TO DO:
Hunt for the word "customers" across the entries below, copying each line that holds it.

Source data
BEGIN

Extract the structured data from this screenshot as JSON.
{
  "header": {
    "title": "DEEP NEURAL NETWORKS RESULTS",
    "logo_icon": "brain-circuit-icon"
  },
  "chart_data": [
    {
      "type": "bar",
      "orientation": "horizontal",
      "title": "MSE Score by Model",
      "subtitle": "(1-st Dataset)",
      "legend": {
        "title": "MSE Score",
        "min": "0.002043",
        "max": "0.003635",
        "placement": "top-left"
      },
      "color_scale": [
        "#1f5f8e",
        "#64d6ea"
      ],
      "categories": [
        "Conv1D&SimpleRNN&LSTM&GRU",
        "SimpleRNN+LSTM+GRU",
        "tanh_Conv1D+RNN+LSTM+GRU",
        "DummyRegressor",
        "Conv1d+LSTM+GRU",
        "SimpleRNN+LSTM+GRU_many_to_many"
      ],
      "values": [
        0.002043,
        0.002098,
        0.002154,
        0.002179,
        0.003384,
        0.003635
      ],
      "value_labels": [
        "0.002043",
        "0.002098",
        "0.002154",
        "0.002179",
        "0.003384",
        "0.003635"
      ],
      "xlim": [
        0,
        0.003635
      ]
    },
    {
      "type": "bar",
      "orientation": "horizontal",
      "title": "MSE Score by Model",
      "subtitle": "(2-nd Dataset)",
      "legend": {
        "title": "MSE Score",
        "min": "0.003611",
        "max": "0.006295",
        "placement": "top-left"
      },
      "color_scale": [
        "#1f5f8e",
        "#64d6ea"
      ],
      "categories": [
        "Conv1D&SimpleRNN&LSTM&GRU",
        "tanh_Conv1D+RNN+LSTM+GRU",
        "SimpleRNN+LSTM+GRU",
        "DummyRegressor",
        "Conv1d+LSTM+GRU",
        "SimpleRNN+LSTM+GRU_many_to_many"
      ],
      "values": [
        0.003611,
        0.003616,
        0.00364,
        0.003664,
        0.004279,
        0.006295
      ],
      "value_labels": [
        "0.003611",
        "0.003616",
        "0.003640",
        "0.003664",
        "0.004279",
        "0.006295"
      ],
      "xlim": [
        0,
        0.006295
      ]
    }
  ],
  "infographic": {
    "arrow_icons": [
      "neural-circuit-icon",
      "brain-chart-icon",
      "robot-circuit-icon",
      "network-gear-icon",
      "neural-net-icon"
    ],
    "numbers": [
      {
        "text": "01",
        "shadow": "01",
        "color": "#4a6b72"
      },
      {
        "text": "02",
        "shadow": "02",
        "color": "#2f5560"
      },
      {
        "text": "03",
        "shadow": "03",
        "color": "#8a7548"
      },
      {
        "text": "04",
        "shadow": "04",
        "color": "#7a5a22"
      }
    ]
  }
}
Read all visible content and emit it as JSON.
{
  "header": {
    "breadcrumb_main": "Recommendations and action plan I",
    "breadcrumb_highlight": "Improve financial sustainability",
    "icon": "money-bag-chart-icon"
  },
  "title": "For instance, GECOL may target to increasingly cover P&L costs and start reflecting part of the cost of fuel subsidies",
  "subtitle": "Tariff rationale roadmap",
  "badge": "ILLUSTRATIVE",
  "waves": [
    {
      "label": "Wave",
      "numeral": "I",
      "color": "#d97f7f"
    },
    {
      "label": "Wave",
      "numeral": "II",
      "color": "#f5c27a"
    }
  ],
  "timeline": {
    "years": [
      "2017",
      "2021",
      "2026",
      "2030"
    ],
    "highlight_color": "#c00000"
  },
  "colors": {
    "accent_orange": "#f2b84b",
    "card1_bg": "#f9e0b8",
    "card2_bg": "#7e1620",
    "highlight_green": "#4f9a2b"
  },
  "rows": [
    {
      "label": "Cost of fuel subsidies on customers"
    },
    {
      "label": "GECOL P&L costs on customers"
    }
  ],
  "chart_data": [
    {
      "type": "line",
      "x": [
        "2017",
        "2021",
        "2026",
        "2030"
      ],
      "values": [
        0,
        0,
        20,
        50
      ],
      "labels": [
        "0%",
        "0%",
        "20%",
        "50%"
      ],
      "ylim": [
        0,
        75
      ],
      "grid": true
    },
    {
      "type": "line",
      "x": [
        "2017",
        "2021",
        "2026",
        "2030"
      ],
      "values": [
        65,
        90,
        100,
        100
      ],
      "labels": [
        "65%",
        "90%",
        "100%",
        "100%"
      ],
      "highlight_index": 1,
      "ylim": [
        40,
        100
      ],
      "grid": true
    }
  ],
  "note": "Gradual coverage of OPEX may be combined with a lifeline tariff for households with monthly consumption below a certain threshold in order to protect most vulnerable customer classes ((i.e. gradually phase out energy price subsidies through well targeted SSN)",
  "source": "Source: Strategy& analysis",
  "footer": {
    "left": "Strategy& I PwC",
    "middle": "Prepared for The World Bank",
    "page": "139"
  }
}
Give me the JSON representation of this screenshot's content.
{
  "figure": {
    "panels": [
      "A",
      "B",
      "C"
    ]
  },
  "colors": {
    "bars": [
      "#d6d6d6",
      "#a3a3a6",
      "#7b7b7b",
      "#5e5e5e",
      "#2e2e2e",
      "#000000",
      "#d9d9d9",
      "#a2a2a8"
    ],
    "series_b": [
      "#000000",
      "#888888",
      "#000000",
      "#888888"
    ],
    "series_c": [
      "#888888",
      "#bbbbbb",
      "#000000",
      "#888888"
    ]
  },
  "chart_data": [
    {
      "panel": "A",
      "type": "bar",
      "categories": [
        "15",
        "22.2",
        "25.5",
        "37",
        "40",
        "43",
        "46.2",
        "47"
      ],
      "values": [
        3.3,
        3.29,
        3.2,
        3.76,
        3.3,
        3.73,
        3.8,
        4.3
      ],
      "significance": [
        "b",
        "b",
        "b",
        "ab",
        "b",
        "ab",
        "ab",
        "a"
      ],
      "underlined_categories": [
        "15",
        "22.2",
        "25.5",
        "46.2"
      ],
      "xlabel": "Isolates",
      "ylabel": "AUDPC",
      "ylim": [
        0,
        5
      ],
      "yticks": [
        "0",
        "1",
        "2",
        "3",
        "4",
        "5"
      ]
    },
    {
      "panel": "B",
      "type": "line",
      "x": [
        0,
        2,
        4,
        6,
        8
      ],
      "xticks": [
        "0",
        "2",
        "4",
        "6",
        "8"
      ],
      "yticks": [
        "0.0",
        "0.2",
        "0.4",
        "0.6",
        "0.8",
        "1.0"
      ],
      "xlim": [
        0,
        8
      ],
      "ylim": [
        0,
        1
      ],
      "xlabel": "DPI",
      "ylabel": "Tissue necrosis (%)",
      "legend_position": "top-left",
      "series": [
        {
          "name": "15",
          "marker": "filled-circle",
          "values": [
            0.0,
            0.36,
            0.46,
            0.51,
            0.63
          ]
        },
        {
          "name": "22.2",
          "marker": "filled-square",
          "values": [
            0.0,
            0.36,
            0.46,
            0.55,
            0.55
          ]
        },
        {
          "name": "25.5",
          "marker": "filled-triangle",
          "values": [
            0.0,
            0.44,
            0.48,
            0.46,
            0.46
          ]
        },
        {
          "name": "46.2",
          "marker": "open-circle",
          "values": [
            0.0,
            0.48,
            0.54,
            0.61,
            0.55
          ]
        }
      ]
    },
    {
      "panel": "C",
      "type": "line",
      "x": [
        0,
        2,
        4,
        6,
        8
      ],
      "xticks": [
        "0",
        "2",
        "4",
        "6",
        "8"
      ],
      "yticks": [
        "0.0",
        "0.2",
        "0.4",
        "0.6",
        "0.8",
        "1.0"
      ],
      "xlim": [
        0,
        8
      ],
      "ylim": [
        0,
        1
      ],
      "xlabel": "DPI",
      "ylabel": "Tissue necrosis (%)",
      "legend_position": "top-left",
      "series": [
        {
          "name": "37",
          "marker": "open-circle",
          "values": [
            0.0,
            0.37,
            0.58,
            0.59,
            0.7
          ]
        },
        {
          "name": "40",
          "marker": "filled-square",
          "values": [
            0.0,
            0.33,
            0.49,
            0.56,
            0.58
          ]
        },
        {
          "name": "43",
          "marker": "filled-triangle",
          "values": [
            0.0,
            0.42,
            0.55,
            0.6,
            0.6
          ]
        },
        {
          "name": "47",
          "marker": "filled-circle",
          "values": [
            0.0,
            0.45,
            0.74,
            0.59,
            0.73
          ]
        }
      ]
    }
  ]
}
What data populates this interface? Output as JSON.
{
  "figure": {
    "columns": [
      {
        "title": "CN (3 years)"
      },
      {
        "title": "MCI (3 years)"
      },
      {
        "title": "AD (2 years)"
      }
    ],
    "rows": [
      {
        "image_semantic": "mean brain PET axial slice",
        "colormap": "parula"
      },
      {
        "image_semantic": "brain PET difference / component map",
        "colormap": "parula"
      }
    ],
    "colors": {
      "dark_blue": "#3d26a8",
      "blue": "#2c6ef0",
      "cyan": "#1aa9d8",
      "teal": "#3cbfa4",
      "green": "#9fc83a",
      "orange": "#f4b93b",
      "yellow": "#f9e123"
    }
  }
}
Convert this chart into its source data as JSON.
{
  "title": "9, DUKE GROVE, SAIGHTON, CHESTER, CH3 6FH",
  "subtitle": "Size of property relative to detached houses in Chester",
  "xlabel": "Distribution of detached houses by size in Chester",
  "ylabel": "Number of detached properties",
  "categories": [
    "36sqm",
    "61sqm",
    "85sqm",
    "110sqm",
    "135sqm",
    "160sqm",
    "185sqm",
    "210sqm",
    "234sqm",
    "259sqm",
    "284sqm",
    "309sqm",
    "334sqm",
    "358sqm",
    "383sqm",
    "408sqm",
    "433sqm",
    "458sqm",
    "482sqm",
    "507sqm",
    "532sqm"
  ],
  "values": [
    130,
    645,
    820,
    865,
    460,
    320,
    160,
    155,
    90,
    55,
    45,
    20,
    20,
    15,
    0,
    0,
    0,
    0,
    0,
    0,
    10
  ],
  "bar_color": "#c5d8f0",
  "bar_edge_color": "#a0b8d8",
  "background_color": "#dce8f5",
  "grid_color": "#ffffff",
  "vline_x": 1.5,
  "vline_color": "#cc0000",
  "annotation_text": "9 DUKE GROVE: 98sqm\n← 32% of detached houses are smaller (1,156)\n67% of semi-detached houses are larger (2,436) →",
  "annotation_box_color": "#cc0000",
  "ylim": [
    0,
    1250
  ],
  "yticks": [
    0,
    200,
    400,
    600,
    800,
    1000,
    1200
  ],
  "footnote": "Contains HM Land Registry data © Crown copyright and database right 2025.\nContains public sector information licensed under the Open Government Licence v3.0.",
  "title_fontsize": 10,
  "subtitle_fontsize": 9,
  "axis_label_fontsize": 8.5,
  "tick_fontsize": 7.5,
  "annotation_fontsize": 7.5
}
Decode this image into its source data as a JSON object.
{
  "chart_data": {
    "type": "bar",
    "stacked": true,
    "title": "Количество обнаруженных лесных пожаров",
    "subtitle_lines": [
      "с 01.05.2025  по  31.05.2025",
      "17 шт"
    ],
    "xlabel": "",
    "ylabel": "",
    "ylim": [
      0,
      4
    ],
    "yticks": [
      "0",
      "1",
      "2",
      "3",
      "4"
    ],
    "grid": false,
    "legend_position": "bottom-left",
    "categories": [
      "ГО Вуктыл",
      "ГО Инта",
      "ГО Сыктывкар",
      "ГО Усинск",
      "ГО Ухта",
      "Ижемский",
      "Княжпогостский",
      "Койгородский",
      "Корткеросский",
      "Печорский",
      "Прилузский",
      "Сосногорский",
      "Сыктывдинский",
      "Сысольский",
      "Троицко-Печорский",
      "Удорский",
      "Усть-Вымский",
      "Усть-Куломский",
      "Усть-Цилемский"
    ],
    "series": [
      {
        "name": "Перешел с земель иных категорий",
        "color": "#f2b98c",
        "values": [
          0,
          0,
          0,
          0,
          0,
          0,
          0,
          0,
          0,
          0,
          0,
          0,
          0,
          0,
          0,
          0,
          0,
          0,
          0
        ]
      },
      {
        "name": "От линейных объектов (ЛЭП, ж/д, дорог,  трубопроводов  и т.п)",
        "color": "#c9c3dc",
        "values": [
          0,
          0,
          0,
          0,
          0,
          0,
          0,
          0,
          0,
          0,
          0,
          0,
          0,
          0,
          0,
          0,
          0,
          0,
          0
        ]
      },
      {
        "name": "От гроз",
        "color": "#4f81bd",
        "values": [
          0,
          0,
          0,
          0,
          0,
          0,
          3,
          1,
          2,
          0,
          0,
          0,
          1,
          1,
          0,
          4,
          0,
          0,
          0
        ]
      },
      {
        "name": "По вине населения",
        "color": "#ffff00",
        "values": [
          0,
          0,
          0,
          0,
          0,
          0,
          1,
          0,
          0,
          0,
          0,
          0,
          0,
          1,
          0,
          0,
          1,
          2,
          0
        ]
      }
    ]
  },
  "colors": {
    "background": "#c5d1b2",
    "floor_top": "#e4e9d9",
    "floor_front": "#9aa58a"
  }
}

END

COMPLETE OUTPUT:
      "label": "Cost of fuel subsidies on customers"
      "label": "GECOL P&L costs on customers"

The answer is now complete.